• SET PROBLEM:
Write out each line of the listing as it stands, without the images.

+++ DATA FOR THE TASK

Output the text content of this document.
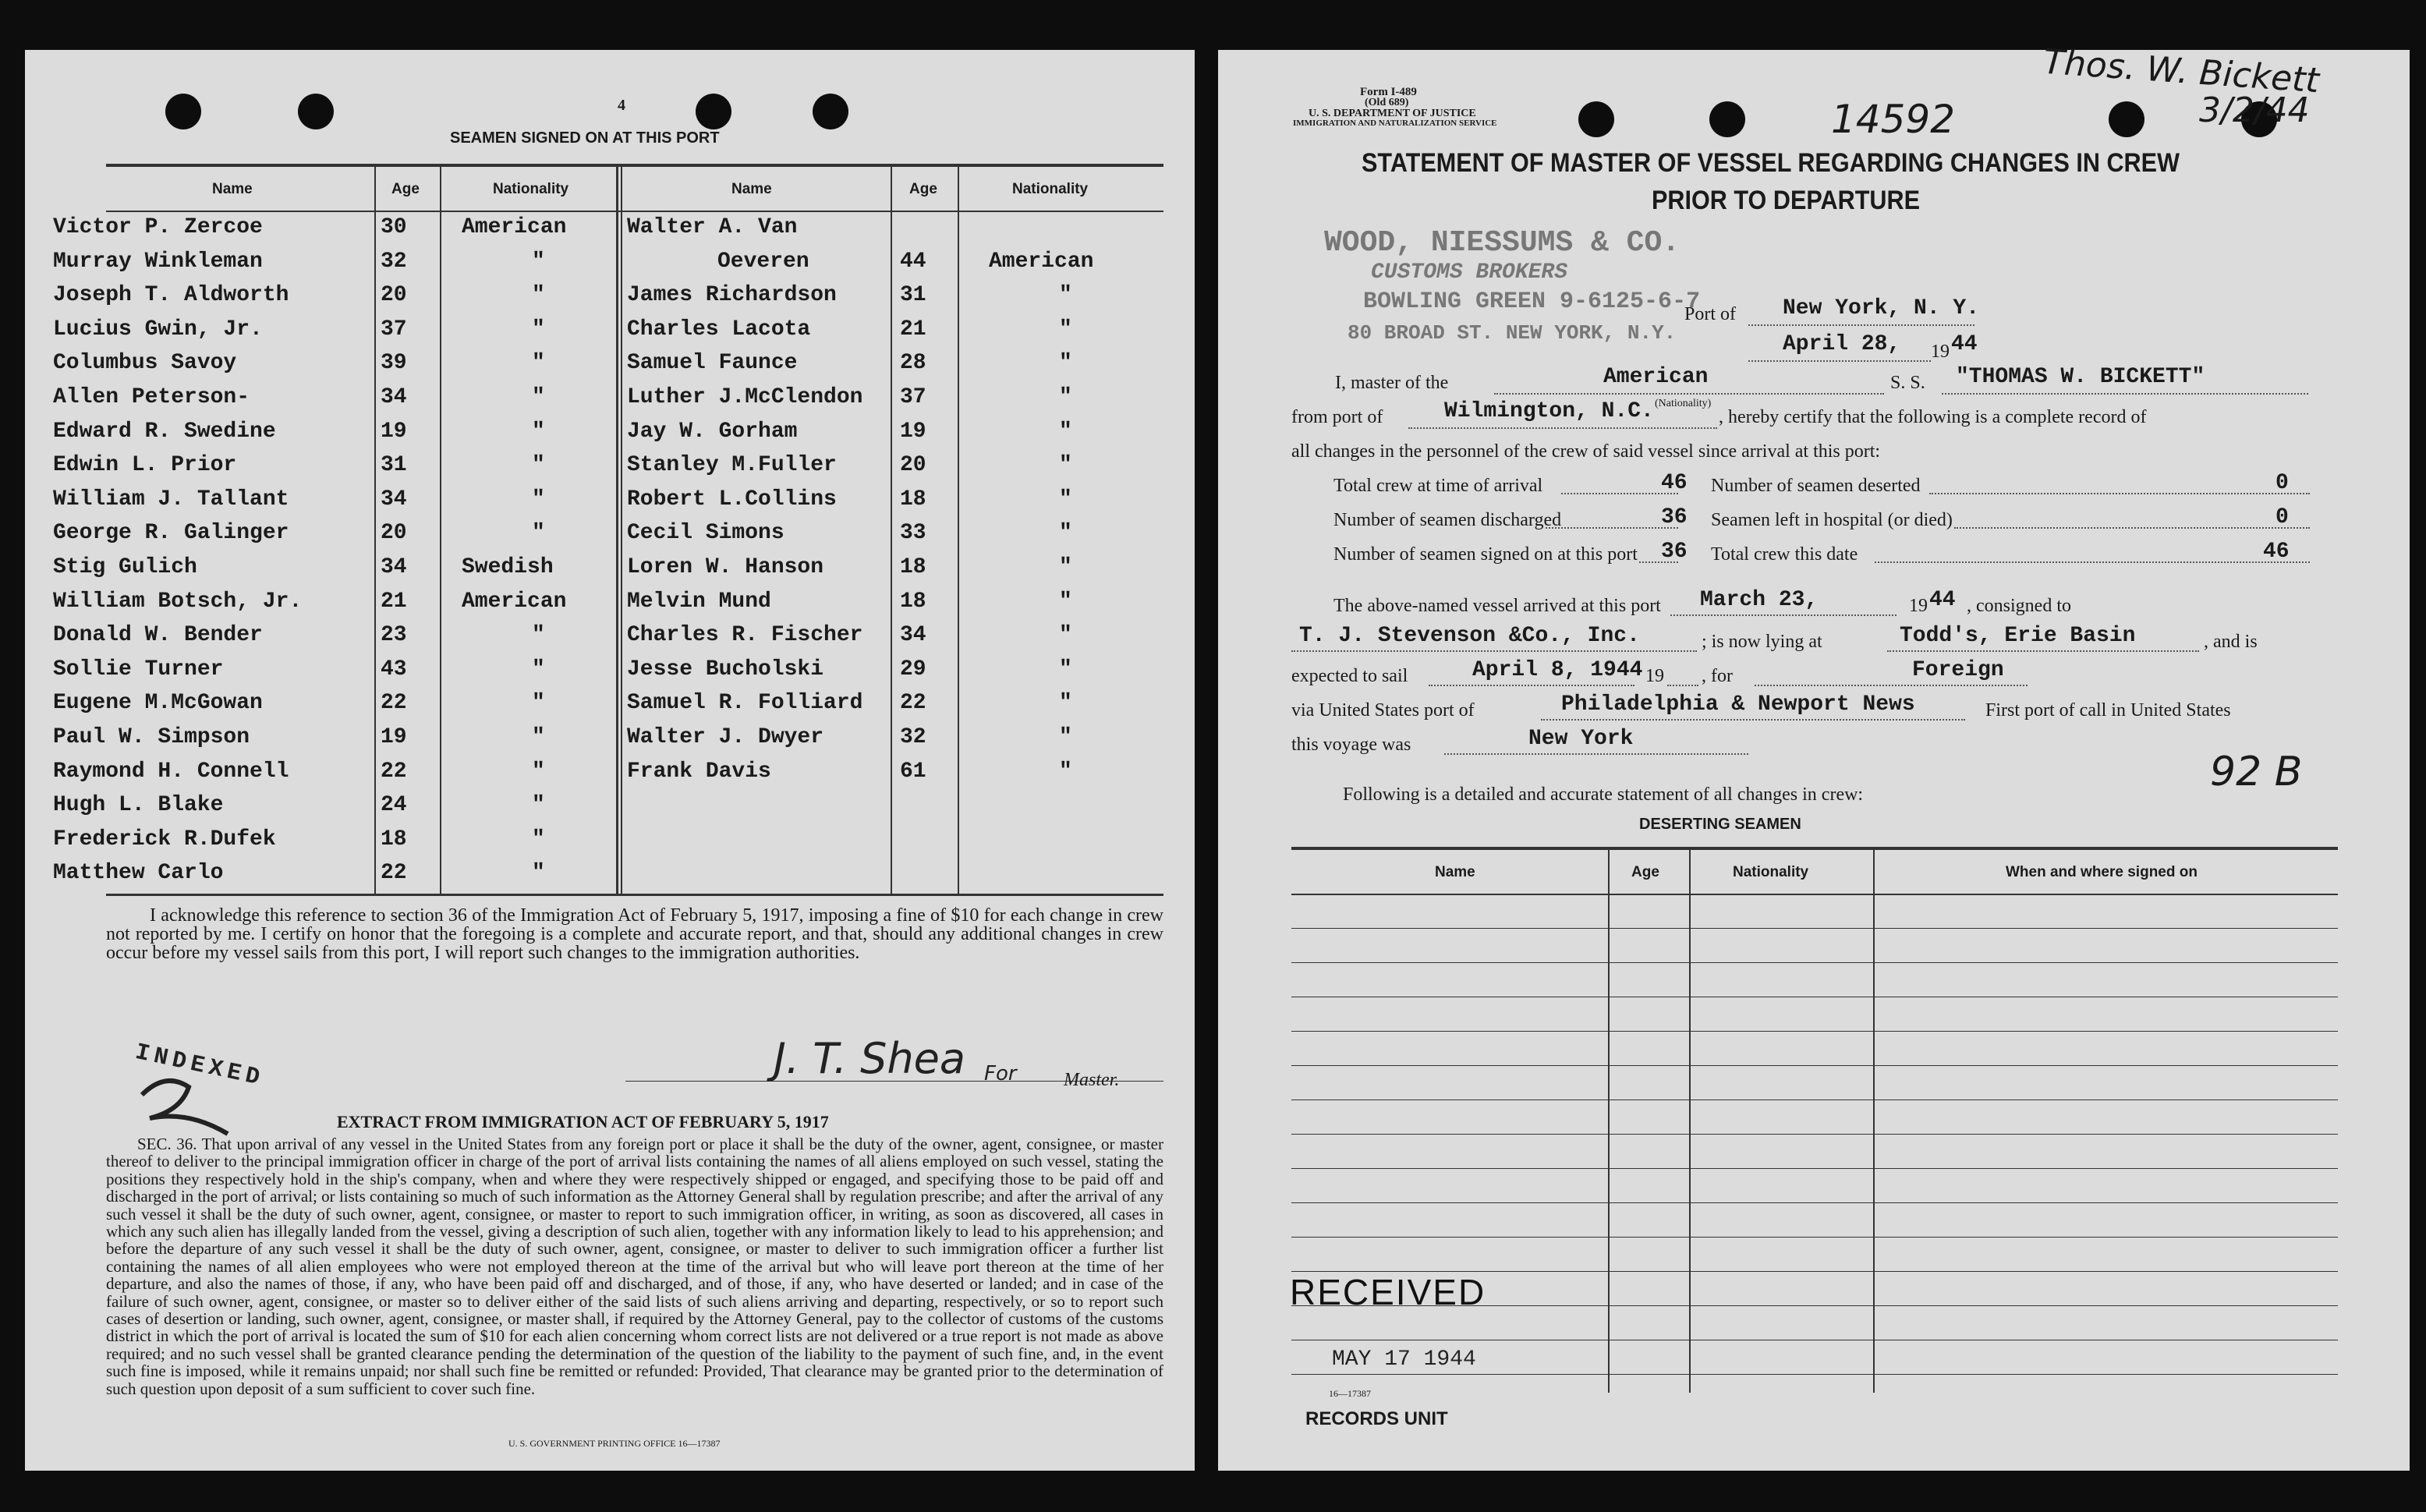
4
SEAMEN SIGNED ON AT THIS PORT
Name	Age	Nationality	Name	Age	Nationality
Victor P. Zercoe	30	American
Murray Winkleman	32	"
Joseph T. Aldworth	20	"
Lucius Gwin, Jr.	37	"
Columbus Savoy	39	"
Allen Peterson-	34	"
Edward R. Swedine	19	"
Edwin L. Prior	31	"
William J. Tallant	34	"
George R. Galinger	20	"
Stig Gulich	34	Swedish
William Botsch, Jr.	21	American
Donald W. Bender	23	"
Sollie Turner	43	"
Eugene M.McGowan	22	"
Paul W. Simpson	19	"
Raymond H. Connell	22	"
Hugh L. Blake	24	"
Frederick R.Dufek	18	"
Matthew Carlo	22	"
Walter A. Van
Oeveren	44	American
James Richardson	31	"
Charles Lacota	21	"
Samuel Faunce	28	"
Luther J.McClendon 37	"
Jay W. Gorham	19	"
Stanley M.Fuller	20	"
Robert L.Collins	18	"
Cecil Simons	33	"
Loren W. Hanson	18	"
Melvin Mund	18	"
Charles R. Fischer 34	"
Jesse Bucholski	29	"
Samuel R. Folliard 22	"
Walter J. Dwyer	32	"
Frank Davis	61	"
I acknowledge this reference to section 36 of the Immigration Act of February 5, 1917, imposing a fine of $10 for each change in crew not reported by me. I certify on honor that the foregoing is a complete and accurate report, and that, should any additional changes in crew occur before my vessel sails from this port, I will report such changes to the immigration authorities.
J. T. Shea For	Master.
INDEXED
EXTRACT FROM IMMIGRATION ACT OF FEBRUARY 5, 1917
SEC. 36. That upon arrival of any vessel in the United States from any foreign port or place it shall be the duty of the owner, agent, consignee, or master thereof to deliver to the principal immigration officer in charge of the port of arrival lists containing the names of all aliens employed on such vessel, stating the positions they respectively hold in the ship's company, when and where they were respectively shipped or engaged, and specifying those to be paid off and discharged in the port of arrival; or lists containing so much of such information as the Attorney General shall by regulation prescribe; and after the arrival of any such vessel it shall be the duty of such owner, agent, consignee, or master to report to such immigration officer, in writing, as soon as discovered, all cases in which any such alien has illegally landed from the vessel, giving a description of such alien, together with any information likely to lead to his apprehension; and before the departure of any such vessel it shall be the duty of such owner, agent, consignee, or master to deliver to such immigration officer a further list containing the names of all alien employees who were not employed thereon at the time of the arrival but who will leave port thereon at the time of her departure, and also the names of those, if any, who have been paid off and discharged, and of those, if any, who have deserted or landed; and in case of the failure of such owner, agent, consignee, or master so to deliver either of the said lists of such aliens arriving and departing, respectively, or so to report such cases of desertion or landing, such owner, agent, consignee, or master shall, if required by the Attorney General, pay to the collector of customs of the customs district in which the port of arrival is located the sum of $10 for each alien concerning whom correct lists are not delivered or a true report is not made as above required; and no such vessel shall be granted clearance pending the determination of the question of the liability to the payment of such fine, and, in the event such fine is imposed, while it remains unpaid; nor shall such fine be remitted or refunded: Provided, That clearance may be granted prior to the determination of such question upon deposit of a sum sufficient to cover such fine.
U. S. GOVERNMENT PRINTING OFFICE 16—17387
Form I-489
(Old 689)
U. S. DEPARTMENT OF JUSTICE
IMMIGRATION AND NATURALIZATION SERVICE	14592
Thos. W. Bickett
3/2/44
STATEMENT OF MASTER OF VESSEL REGARDING CHANGES IN CREW
PRIOR TO DEPARTURE
WOOD, NIESSUMS & CO.
CUSTOMS BROKERS
BOWLING GREEN 9-6125-6-7
80 BROAD ST. NEW YORK, N.Y.
Port of New York, N. Y.
April 28, 19 44
I, master of the	American
(Nationality)
S. S. "THOMAS W. BICKETT"
from port of	Wilmington, N.C.	, hereby certify that the following is a complete record of
all changes in the personnel of the crew of said vessel since arrival at this port:
Total crew at time of arrival	46
Number of seamen discharged	36
Number of seamen signed on at this port 36
Number of seamen deserted	0
Seamen left in hospital (or died)	0
Total crew this date	46
The above-named vessel arrived at this port March 23,	19 44 , consigned to
T. J. Stevenson &Co., Inc.	; is now lying at	Todd's, Erie Basin	, and is
expected to sail	April 8, 1944 19 , for	Foreign
via United States port of	Philadelphia & Newport News	First port of call in United States
this voyage was	New York
92 B
Following is a detailed and accurate statement of all changes in crew:
DESERTING SEAMEN
Name	Age	Nationality	When and where signed on
RECEIVED
MAY 17 1944
16—17387
RECORDS UNIT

++++++

• FINAL RESULT:
Output the text content of this document.
4
SEAMEN SIGNED ON AT THIS PORT
Name	Age	Nationality	Name	Age	Nationality
Victor P. Zercoe	30	American
Murray Winkleman	32	"
Joseph T. Aldworth	20	"
Lucius Gwin, Jr.	37	"
Columbus Savoy	39	"
Allen Peterson-	34	"
Edward R. Swedine	19	"
Edwin L. Prior	31	"
William J. Tallant	34	"
George R. Galinger	20	"
Stig Gulich	34	Swedish
William Botsch, Jr.	21	American
Donald W. Bender	23	"
Sollie Turner	43	"
Eugene M.McGowan	22	"
Paul W. Simpson	19	"
Raymond H. Connell	22	"
Hugh L. Blake	24	"
Frederick R.Dufek	18	"
Matthew Carlo	22	"
Walter A. Van
Oeveren	44	American
James Richardson	31	"
Charles Lacota	21	"
Samuel Faunce	28	"
Luther J.McClendon 37	"
Jay W. Gorham	19	"
Stanley M.Fuller	20	"
Robert L.Collins	18	"
Cecil Simons	33	"
Loren W. Hanson	18	"
Melvin Mund	18	"
Charles R. Fischer 34	"
Jesse Bucholski	29	"
Samuel R. Folliard 22	"
Walter J. Dwyer	32	"
Frank Davis	61	"
I acknowledge this reference to section 36 of the Immigration Act of February 5, 1917, imposing a fine of $10 for each change in crew not reported by me. I certify on honor that the foregoing is a complete and accurate report, and that, should any additional changes in crew occur before my vessel sails from this port, I will report such changes to the immigration authorities.
J. T. Shea For	Master.
INDEXED
EXTRACT FROM IMMIGRATION ACT OF FEBRUARY 5, 1917
SEC. 36. That upon arrival of any vessel in the United States from any foreign port or place it shall be the duty of the owner, agent, consignee, or master thereof to deliver to the principal immigration officer in charge of the port of arrival lists containing the names of all aliens employed on such vessel, stating the positions they respectively hold in the ship's company, when and where they were respectively shipped or engaged, and specifying those to be paid off and discharged in the port of arrival; or lists containing so much of such information as the Attorney General shall by regulation prescribe; and after the arrival of any such vessel it shall be the duty of such owner, agent, consignee, or master to report to such immigration officer, in writing, as soon as discovered, all cases in which any such alien has illegally landed from the vessel, giving a description of such alien, together with any information likely to lead to his apprehension; and before the departure of any such vessel it shall be the duty of such owner, agent, consignee, or master to deliver to such immigration officer a further list containing the names of all alien employees who were not employed thereon at the time of the arrival but who will leave port thereon at the time of her departure, and also the names of those, if any, who have been paid off and discharged, and of those, if any, who have deserted or landed; and in case of the failure of such owner, agent, consignee, or master so to deliver either of the said lists of such aliens arriving and departing, respectively, or so to report such cases of desertion or landing, such owner, agent, consignee, or master shall, if required by the Attorney General, pay to the collector of customs of the customs district in which the port of arrival is located the sum of $10 for each alien concerning whom correct lists are not delivered or a true report is not made as above required; and no such vessel shall be granted clearance pending the determination of the question of the liability to the payment of such fine, and, in the event such fine is imposed, while it remains unpaid; nor shall such fine be remitted or refunded: Provided, That clearance may be granted prior to the determination of such question upon deposit of a sum sufficient to cover such fine.
U. S. GOVERNMENT PRINTING OFFICE 16—17387
Form I-489
(Old 689)
U. S. DEPARTMENT OF JUSTICE
IMMIGRATION AND NATURALIZATION SERVICE	14592
Thos. W. Bickett
3/2/44
STATEMENT OF MASTER OF VESSEL REGARDING CHANGES IN CREW
PRIOR TO DEPARTURE
WOOD, NIESSUMS & CO.
CUSTOMS BROKERS
BOWLING GREEN 9-6125-6-7
80 BROAD ST. NEW YORK, N.Y.
Port of New York, N. Y.
April 28, 19 44
I, master of the	American
(Nationality)
S. S. "THOMAS W. BICKETT"
from port of	Wilmington, N.C.	, hereby certify that the following is a complete record of
all changes in the personnel of the crew of said vessel since arrival at this port:
Total crew at time of arrival	46
Number of seamen discharged	36
Number of seamen signed on at this port 36
Number of seamen deserted	0
Seamen left in hospital (or died)	0
Total crew this date	46
The above-named vessel arrived at this port March 23,	19 44 , consigned to
T. J. Stevenson &Co., Inc.	; is now lying at	Todd's, Erie Basin	, and is
expected to sail	April 8, 1944 19 , for	Foreign
via United States port of	Philadelphia & Newport News	First port of call in United States
this voyage was	New York
92 B
Following is a detailed and accurate statement of all changes in crew:
DESERTING SEAMEN
Name	Age	Nationality	When and where signed on
RECEIVED
MAY 17 1944
16—17387
RECORDS UNIT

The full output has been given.